● Trecho apresentado:
+ + + +

As opções mais atraentes para ela são continuar na universidade, como professora, ou trabalhar em alguma ONG ou movimento social.


 


Crise de choro


 


Esse também é o caminho que pretende trilhar Fábio Felix, 22, que está no oitavo semestre do curso de serviço social e é colega de Karla na coordenação do DCE.


 


Um dos principais articuladores da ocupação da UnB, Felix participou ativamente das negociações com a reitoria.


 


“O pior momento foi quando eu passei o dia inteiro em negociação com a alta cúpula da universidade e do governo. Foram seis horas de reunião. Quando cheguei à UnB, tive ainda uma reunião com o ex-vice reitor, e as negociações estavam até avançando quando tivemos a notícia de que um garoto tinha caído de uma rampa na reitoria”, explica.


 


“Era o sétimo dia de ocupação, estava tudo muito tenso, havia pressão da Polícia Federal. Naquele momento, eu tive uma crise de choro. Saí da reunião e, no caminho para a reitoria, comecei a chorar, desesperado, preocupado com o que pudesse ter acontecido”, conta.


 


Segundo ele, foi apenas um susto. O estudante foi encaminhado ao hospital e ficou bem, mas o episódio foi marcante.

+ + + +

● Registros fornecidos:
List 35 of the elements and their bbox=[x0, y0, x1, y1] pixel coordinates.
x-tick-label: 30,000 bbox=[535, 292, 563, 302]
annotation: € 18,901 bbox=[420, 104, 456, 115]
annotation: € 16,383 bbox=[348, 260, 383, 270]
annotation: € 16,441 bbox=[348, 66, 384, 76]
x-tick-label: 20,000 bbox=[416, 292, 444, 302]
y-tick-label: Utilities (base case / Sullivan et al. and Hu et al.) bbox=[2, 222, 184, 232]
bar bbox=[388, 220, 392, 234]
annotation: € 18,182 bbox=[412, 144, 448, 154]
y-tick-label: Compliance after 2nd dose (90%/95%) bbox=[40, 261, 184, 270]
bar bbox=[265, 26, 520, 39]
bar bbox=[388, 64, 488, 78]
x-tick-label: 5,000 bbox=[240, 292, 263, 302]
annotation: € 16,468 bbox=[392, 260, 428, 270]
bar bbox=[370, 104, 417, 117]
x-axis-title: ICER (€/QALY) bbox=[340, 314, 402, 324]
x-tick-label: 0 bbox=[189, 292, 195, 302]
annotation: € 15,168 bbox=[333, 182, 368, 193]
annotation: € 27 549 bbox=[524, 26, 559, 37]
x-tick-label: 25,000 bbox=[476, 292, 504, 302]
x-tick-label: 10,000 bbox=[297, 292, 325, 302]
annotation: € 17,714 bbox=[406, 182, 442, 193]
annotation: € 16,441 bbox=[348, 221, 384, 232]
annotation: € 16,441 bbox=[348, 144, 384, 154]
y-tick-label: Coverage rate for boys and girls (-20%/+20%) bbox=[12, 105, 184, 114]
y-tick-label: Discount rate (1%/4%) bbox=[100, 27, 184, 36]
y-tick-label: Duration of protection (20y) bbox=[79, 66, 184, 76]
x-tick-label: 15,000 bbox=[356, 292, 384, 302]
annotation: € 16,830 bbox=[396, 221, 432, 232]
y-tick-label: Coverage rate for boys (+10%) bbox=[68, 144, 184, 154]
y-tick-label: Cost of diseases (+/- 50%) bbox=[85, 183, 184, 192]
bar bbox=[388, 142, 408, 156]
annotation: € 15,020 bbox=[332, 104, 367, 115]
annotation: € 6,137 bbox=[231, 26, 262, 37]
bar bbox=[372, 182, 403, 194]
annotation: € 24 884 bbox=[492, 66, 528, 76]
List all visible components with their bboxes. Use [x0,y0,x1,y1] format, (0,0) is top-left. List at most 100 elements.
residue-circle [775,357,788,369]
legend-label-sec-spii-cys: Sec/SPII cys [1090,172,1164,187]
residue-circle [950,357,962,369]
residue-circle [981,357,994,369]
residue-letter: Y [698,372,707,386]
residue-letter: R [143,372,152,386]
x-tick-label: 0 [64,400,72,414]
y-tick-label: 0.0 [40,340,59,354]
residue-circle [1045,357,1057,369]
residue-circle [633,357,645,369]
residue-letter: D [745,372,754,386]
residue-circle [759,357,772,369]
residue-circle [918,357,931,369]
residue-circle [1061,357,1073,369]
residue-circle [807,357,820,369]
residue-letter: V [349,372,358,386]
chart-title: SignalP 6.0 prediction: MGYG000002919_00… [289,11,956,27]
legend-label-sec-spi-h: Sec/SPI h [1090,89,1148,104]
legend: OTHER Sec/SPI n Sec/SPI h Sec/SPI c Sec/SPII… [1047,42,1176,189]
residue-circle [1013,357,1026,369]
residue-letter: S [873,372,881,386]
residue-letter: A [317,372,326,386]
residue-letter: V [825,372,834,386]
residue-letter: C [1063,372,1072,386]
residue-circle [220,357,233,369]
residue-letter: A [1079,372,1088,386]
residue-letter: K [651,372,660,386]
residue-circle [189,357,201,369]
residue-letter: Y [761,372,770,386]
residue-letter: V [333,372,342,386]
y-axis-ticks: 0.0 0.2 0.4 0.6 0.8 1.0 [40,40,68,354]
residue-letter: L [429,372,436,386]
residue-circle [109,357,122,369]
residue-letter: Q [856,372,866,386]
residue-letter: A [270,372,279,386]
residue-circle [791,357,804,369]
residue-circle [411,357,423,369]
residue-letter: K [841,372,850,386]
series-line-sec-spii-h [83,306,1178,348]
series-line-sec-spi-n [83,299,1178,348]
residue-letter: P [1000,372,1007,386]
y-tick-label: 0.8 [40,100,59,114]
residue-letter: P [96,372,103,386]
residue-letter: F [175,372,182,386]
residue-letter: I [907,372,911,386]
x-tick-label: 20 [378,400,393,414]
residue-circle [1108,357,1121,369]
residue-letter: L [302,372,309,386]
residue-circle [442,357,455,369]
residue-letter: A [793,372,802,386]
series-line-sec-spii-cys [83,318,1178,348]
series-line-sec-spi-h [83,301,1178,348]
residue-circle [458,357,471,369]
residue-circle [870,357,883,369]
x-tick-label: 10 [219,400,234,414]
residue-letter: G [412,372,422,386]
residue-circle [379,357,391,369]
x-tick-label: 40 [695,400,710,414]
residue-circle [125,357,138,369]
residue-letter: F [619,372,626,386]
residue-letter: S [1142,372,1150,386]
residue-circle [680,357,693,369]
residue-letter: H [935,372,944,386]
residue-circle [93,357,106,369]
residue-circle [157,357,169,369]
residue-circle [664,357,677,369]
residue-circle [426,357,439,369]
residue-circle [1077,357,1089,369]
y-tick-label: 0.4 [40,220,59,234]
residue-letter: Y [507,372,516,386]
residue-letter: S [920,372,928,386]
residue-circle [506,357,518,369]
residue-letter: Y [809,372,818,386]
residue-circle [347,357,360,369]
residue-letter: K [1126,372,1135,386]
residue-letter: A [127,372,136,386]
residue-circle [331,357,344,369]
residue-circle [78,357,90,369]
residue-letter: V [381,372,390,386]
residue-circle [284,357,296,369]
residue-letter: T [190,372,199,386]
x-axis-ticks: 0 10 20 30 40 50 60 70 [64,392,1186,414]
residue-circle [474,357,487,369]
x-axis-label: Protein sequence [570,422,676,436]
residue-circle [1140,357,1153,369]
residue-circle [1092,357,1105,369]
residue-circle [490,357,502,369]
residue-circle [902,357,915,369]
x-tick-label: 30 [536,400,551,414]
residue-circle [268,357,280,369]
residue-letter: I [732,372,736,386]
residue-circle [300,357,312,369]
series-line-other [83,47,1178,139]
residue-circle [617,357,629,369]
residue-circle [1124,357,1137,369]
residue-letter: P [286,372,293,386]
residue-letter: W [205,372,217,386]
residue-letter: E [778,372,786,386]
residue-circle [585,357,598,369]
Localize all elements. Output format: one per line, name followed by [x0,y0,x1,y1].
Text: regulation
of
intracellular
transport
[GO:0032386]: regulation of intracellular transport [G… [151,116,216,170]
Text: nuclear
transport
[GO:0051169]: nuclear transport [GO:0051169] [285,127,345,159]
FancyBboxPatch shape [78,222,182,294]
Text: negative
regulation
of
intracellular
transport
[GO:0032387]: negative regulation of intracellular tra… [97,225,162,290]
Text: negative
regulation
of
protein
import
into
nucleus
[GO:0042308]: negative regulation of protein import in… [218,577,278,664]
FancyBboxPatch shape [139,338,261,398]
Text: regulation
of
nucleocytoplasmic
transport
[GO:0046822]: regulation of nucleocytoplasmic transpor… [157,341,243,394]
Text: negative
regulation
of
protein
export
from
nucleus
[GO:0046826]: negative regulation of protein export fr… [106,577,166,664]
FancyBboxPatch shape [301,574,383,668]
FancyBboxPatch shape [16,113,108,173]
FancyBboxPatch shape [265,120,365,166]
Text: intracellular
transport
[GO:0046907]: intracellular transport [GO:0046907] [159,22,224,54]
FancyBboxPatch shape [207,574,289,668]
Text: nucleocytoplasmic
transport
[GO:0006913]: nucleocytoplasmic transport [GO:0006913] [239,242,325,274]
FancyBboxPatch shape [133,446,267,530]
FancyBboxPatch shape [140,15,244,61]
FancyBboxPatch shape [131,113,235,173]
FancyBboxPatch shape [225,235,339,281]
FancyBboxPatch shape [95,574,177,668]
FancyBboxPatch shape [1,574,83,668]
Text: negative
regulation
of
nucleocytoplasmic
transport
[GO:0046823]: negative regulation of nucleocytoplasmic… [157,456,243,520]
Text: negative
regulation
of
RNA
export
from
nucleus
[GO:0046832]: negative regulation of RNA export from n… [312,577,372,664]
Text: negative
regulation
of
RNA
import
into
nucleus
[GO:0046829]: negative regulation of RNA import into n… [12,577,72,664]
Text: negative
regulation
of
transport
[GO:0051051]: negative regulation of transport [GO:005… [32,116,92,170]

+ + + +

● Atividade A: De acordo com o trecho apresentado, em que semestre do curso de serviço social está Fábio Felix?
● Atividade B: Imprima do trecho apresentado, sem nenhuma alteração, a parte que começa em "As opções mais" e segue até "coordenação do DCE.".

● Resposta A: No oitavo semestre.

● Resposta B:
As opções mais atraentes para ela são continuar na universidade, como professora, ou trabalhar em alguma ONG ou movimento social.


 


Crise de choro


 


Esse também é o caminho que pretende trilhar Fábio Felix, 22, que está no oitavo semestre do curso de serviço social e é colega de Karla na coordenação do DCE.